SET TASK> Pull every "Graph" line out of the data below.

RECORDS FOR PROCESSING>

..........

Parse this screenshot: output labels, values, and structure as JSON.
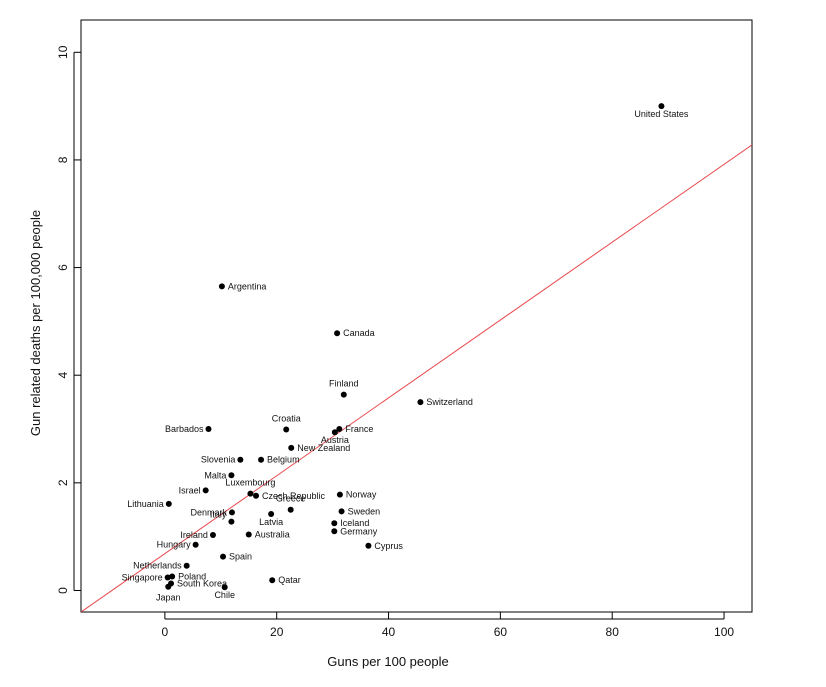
{
  "chart_data": {
    "type": "scatter",
    "title": "",
    "xlabel": "Guns per 100 people",
    "ylabel": "Gun related deaths per 100,000 people",
    "xlim": [
      -15,
      105
    ],
    "ylim": [
      -0.4,
      10.6
    ],
    "xticks": [
      0,
      20,
      40,
      60,
      80,
      100
    ],
    "yticks": [
      0,
      2,
      4,
      6,
      8,
      10
    ],
    "grid": false,
    "legend": "none",
    "point_color": "#000000",
    "line_color": "#e8474b",
    "regression_line": {
      "points": [
        [
          -15,
          -0.4
        ],
        [
          105,
          8.28
        ]
      ]
    },
    "points": [
      {
        "label": "United States",
        "x": 88.8,
        "y": 9.0
      },
      {
        "label": "Argentina",
        "x": 10.2,
        "y": 5.65
      },
      {
        "label": "Canada",
        "x": 30.8,
        "y": 4.78
      },
      {
        "label": "Finland",
        "x": 32.0,
        "y": 3.64
      },
      {
        "label": "Switzerland",
        "x": 45.7,
        "y": 3.5
      },
      {
        "label": "Barbados",
        "x": 7.8,
        "y": 3.0
      },
      {
        "label": "Croatia",
        "x": 21.7,
        "y": 2.99
      },
      {
        "label": "France",
        "x": 31.2,
        "y": 3.0
      },
      {
        "label": "Austria",
        "x": 30.4,
        "y": 2.94
      },
      {
        "label": "New Zealand",
        "x": 22.6,
        "y": 2.65
      },
      {
        "label": "Slovenia",
        "x": 13.5,
        "y": 2.43
      },
      {
        "label": "Belgium",
        "x": 17.2,
        "y": 2.43
      },
      {
        "label": "Malta",
        "x": 11.9,
        "y": 2.14
      },
      {
        "label": "Israel",
        "x": 7.3,
        "y": 1.86
      },
      {
        "label": "Luxembourg",
        "x": 15.3,
        "y": 1.8
      },
      {
        "label": "Czech Republic",
        "x": 16.3,
        "y": 1.76
      },
      {
        "label": "Norway",
        "x": 31.3,
        "y": 1.78
      },
      {
        "label": "Lithuania",
        "x": 0.7,
        "y": 1.61
      },
      {
        "label": "Greece",
        "x": 22.5,
        "y": 1.5
      },
      {
        "label": "Sweden",
        "x": 31.6,
        "y": 1.47
      },
      {
        "label": "Denmark",
        "x": 12.0,
        "y": 1.45
      },
      {
        "label": "Italy",
        "x": 11.9,
        "y": 1.28
      },
      {
        "label": "Latvia",
        "x": 19.0,
        "y": 1.42
      },
      {
        "label": "Iceland",
        "x": 30.3,
        "y": 1.25
      },
      {
        "label": "Australia",
        "x": 15.0,
        "y": 1.04
      },
      {
        "label": "Ireland",
        "x": 8.6,
        "y": 1.03
      },
      {
        "label": "Germany",
        "x": 30.3,
        "y": 1.1
      },
      {
        "label": "Cyprus",
        "x": 36.4,
        "y": 0.83
      },
      {
        "label": "Hungary",
        "x": 5.5,
        "y": 0.85
      },
      {
        "label": "Spain",
        "x": 10.4,
        "y": 0.63
      },
      {
        "label": "Netherlands",
        "x": 3.9,
        "y": 0.46
      },
      {
        "label": "Poland",
        "x": 1.3,
        "y": 0.26
      },
      {
        "label": "Singapore",
        "x": 0.5,
        "y": 0.24
      },
      {
        "label": "South Korea",
        "x": 1.1,
        "y": 0.13
      },
      {
        "label": "Qatar",
        "x": 19.2,
        "y": 0.19
      },
      {
        "label": "Japan",
        "x": 0.6,
        "y": 0.07
      },
      {
        "label": "Chile",
        "x": 10.7,
        "y": 0.06
      }
    ]
  }
}
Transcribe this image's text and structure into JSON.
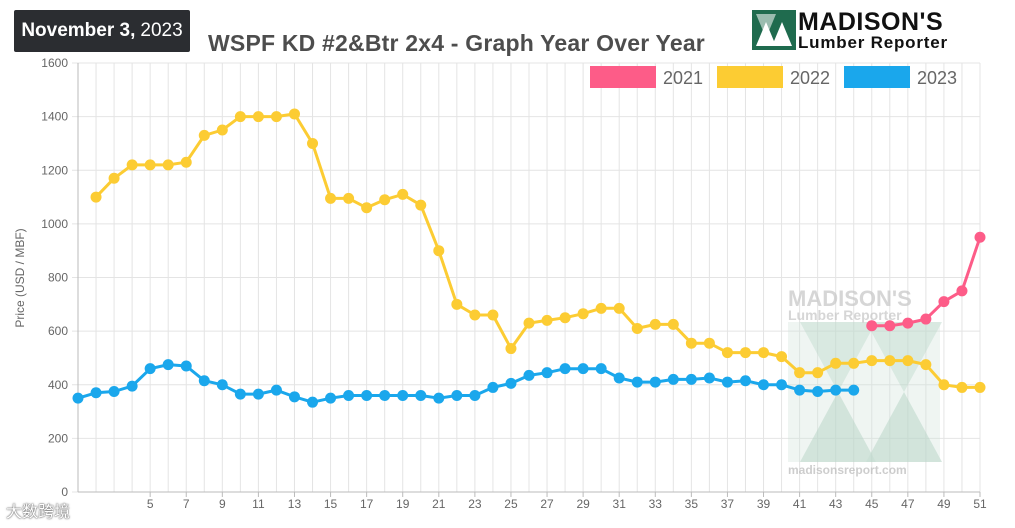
{
  "header": {
    "date_bold": "November 3,",
    "date_year": "2023",
    "title": "WSPF KD #2&Btr 2x4 - Graph Year Over Year"
  },
  "logo": {
    "name": "MADISON'S",
    "subtitle": "Lumber Reporter"
  },
  "watermark": {
    "name": "MADISON'S",
    "subtitle": "Lumber Reporter",
    "url": "madisonsreport.com"
  },
  "footer": {
    "source_watermark": "大数跨境"
  },
  "colors": {
    "2021": "#fd5c88",
    "2022": "#fccc33",
    "2023": "#1aa7ec",
    "badge": "#2b2d31",
    "grid": "#e4e4e4"
  },
  "chart_data": {
    "type": "line",
    "title": "WSPF KD #2&Btr 2x4 - Graph Year Over Year",
    "ylabel": "Price (USD / MBF)",
    "xlabel": "",
    "ylim": [
      0,
      1600
    ],
    "yticks": [
      0,
      200,
      400,
      600,
      800,
      1000,
      1200,
      1400,
      1600
    ],
    "xlim": [
      1,
      51
    ],
    "xtick_labels": [
      5,
      7,
      9,
      11,
      13,
      15,
      17,
      19,
      21,
      23,
      25,
      27,
      29,
      31,
      33,
      35,
      37,
      39,
      41,
      43,
      45,
      47,
      49,
      51
    ],
    "legend_position": "top-right",
    "grid": true,
    "series": [
      {
        "name": "2021",
        "x": [
          45,
          46,
          47,
          48,
          49,
          50,
          51
        ],
        "values": [
          620,
          620,
          630,
          645,
          710,
          750,
          950
        ]
      },
      {
        "name": "2022",
        "x": [
          2,
          3,
          4,
          5,
          6,
          7,
          8,
          9,
          10,
          11,
          12,
          13,
          14,
          15,
          16,
          17,
          18,
          19,
          20,
          21,
          22,
          23,
          24,
          25,
          26,
          27,
          28,
          29,
          30,
          31,
          32,
          33,
          34,
          35,
          36,
          37,
          38,
          39,
          40,
          41,
          42,
          43,
          44,
          45,
          46,
          47,
          48,
          49,
          50,
          51
        ],
        "values": [
          1100,
          1170,
          1220,
          1220,
          1220,
          1230,
          1330,
          1350,
          1400,
          1400,
          1400,
          1410,
          1300,
          1095,
          1095,
          1060,
          1090,
          1110,
          1070,
          900,
          700,
          660,
          660,
          535,
          630,
          640,
          650,
          665,
          685,
          685,
          610,
          625,
          625,
          555,
          555,
          520,
          520,
          520,
          505,
          445,
          445,
          480,
          480,
          490,
          490,
          490,
          475,
          400,
          390,
          390
        ]
      },
      {
        "name": "2023",
        "x": [
          1,
          2,
          3,
          4,
          5,
          6,
          7,
          8,
          9,
          10,
          11,
          12,
          13,
          14,
          15,
          16,
          17,
          18,
          19,
          20,
          21,
          22,
          23,
          24,
          25,
          26,
          27,
          28,
          29,
          30,
          31,
          32,
          33,
          34,
          35,
          36,
          37,
          38,
          39,
          40,
          41,
          42,
          43,
          44
        ],
        "values": [
          350,
          370,
          375,
          395,
          460,
          475,
          470,
          415,
          400,
          365,
          365,
          380,
          355,
          335,
          350,
          360,
          360,
          360,
          360,
          360,
          350,
          360,
          360,
          390,
          405,
          435,
          445,
          460,
          460,
          460,
          425,
          410,
          410,
          420,
          420,
          425,
          410,
          415,
          400,
          400,
          380,
          375,
          380,
          380
        ]
      }
    ]
  }
}
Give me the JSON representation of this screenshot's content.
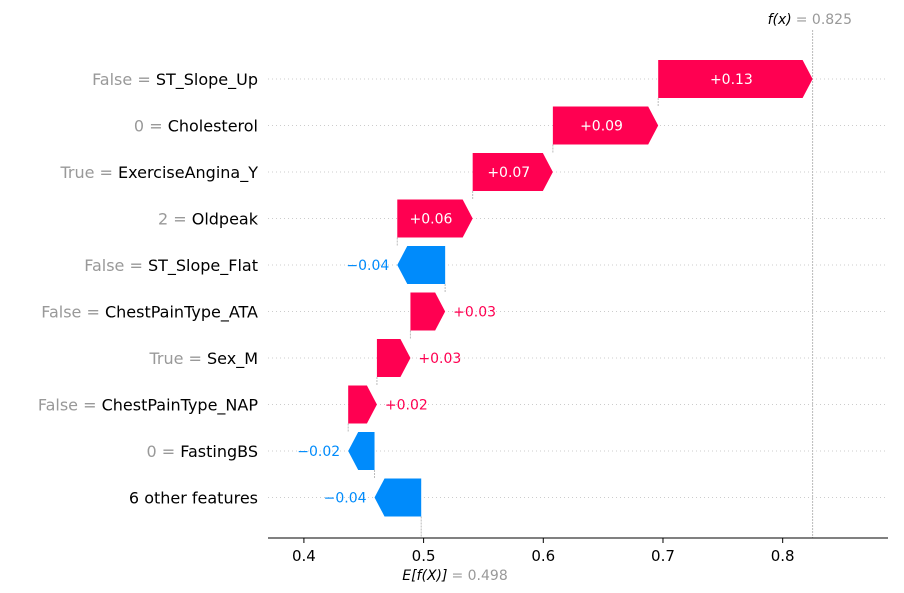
{
  "chart_data": {
    "type": "waterfall",
    "base_value": 0.498,
    "final_value": 0.825,
    "top_label": {
      "fx": "f(x)",
      "value": "= 0.825"
    },
    "bottom_label": {
      "efx": "E[f(X)]",
      "value": "= 0.498"
    },
    "xlim": [
      0.37,
      0.888
    ],
    "xticks": [
      0.4,
      0.5,
      0.6,
      0.7,
      0.8
    ],
    "xtick_labels": [
      "0.4",
      "0.5",
      "0.6",
      "0.7",
      "0.8"
    ],
    "colors": {
      "positive": "#ff0051",
      "negative": "#008bfb",
      "value_gray": "#999999",
      "grid": "#cccccc"
    },
    "features": [
      {
        "value": "False",
        "name": "ST_Slope_Up",
        "contribution": 0.13,
        "label": "+0.13"
      },
      {
        "value": "0",
        "name": "Cholesterol",
        "contribution": 0.09,
        "label": "+0.09"
      },
      {
        "value": "True",
        "name": "ExerciseAngina_Y",
        "contribution": 0.07,
        "label": "+0.07"
      },
      {
        "value": "2",
        "name": "Oldpeak",
        "contribution": 0.06,
        "label": "+0.06"
      },
      {
        "value": "False",
        "name": "ST_Slope_Flat",
        "contribution": -0.04,
        "label": "−0.04"
      },
      {
        "value": "False",
        "name": "ChestPainType_ATA",
        "contribution": 0.03,
        "label": "+0.03"
      },
      {
        "value": "True",
        "name": "Sex_M",
        "contribution": 0.03,
        "label": "+0.03"
      },
      {
        "value": "False",
        "name": "ChestPainType_NAP",
        "contribution": 0.02,
        "label": "+0.02"
      },
      {
        "value": "0",
        "name": "FastingBS",
        "contribution": -0.02,
        "label": "−0.02"
      },
      {
        "value": "",
        "name": "6 other features",
        "contribution": -0.04,
        "label": "−0.04"
      }
    ],
    "bar_bounds": [
      [
        0.696,
        0.825
      ],
      [
        0.608,
        0.696
      ],
      [
        0.541,
        0.608
      ],
      [
        0.478,
        0.541
      ],
      [
        0.478,
        0.518
      ],
      [
        0.489,
        0.518
      ],
      [
        0.461,
        0.489
      ],
      [
        0.437,
        0.461
      ],
      [
        0.437,
        0.459
      ],
      [
        0.459,
        0.498
      ]
    ]
  }
}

..........

WRITTEN SOLUTION>
    "title": "WSPF KD #2&Btr 2x4 - Graph Year Over Year"
    "title": "WSPF KD #2&Btr 2x4 - Graph Year Over Year",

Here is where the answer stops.